(Dataset entries)
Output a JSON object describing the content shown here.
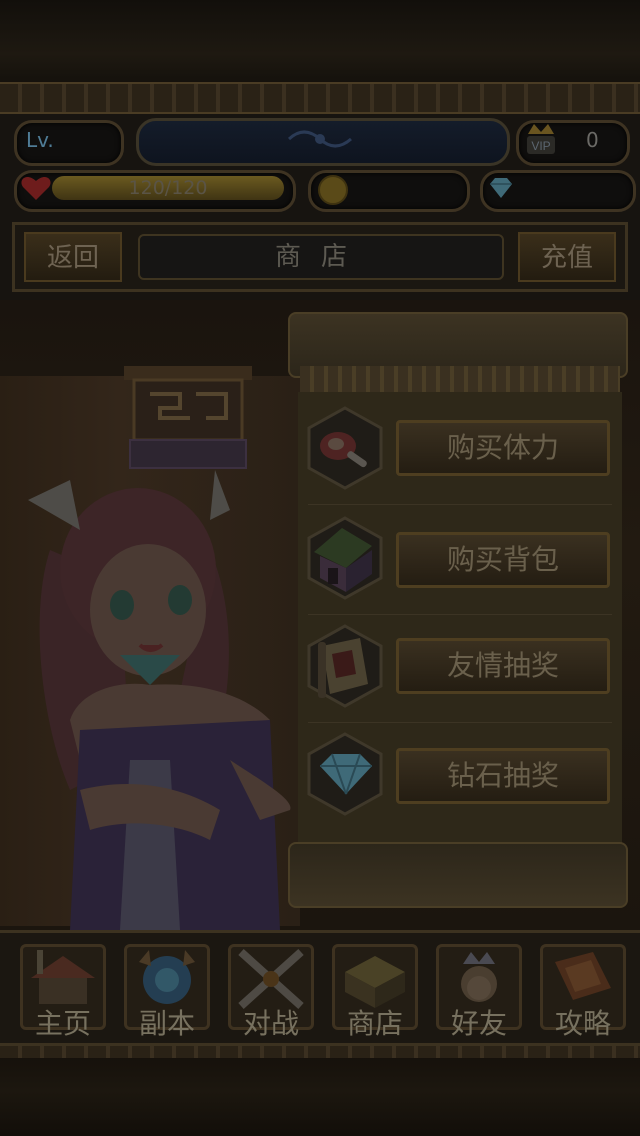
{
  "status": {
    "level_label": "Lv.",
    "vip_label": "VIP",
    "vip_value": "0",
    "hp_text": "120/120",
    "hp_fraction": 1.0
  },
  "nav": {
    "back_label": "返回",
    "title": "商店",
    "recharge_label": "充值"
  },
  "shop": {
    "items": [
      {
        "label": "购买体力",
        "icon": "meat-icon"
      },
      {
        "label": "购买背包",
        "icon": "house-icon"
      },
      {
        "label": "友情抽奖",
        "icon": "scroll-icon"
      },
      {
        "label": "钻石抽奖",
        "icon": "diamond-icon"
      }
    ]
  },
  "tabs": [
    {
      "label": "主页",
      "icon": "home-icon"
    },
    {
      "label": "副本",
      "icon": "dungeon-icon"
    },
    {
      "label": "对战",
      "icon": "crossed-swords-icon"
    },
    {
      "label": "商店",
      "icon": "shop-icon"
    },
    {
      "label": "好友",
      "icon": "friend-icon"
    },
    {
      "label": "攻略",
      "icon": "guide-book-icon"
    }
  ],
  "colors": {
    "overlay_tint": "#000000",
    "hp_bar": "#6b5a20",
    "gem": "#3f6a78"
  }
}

● Work to be completed
Using the material above, return every line exactly as it appears, minus the pictures.

● The reply
Output a JSON object describing the content shown here.
{
  "status": {
    "level_label": "Lv.",
    "vip_label": "VIP",
    "vip_value": "0",
    "hp_text": "120/120",
    "hp_fraction": 1.0
  },
  "nav": {
    "back_label": "返回",
    "title": "商店",
    "recharge_label": "充值"
  },
  "shop": {
    "items": [
      {
        "label": "购买体力",
        "icon": "meat-icon"
      },
      {
        "label": "购买背包",
        "icon": "house-icon"
      },
      {
        "label": "友情抽奖",
        "icon": "scroll-icon"
      },
      {
        "label": "钻石抽奖",
        "icon": "diamond-icon"
      }
    ]
  },
  "tabs": [
    {
      "label": "主页",
      "icon": "home-icon"
    },
    {
      "label": "副本",
      "icon": "dungeon-icon"
    },
    {
      "label": "对战",
      "icon": "crossed-swords-icon"
    },
    {
      "label": "商店",
      "icon": "shop-icon"
    },
    {
      "label": "好友",
      "icon": "friend-icon"
    },
    {
      "label": "攻略",
      "icon": "guide-book-icon"
    }
  ],
  "colors": {
    "overlay_tint": "#000000",
    "hp_bar": "#6b5a20",
    "gem": "#3f6a78"
  }
}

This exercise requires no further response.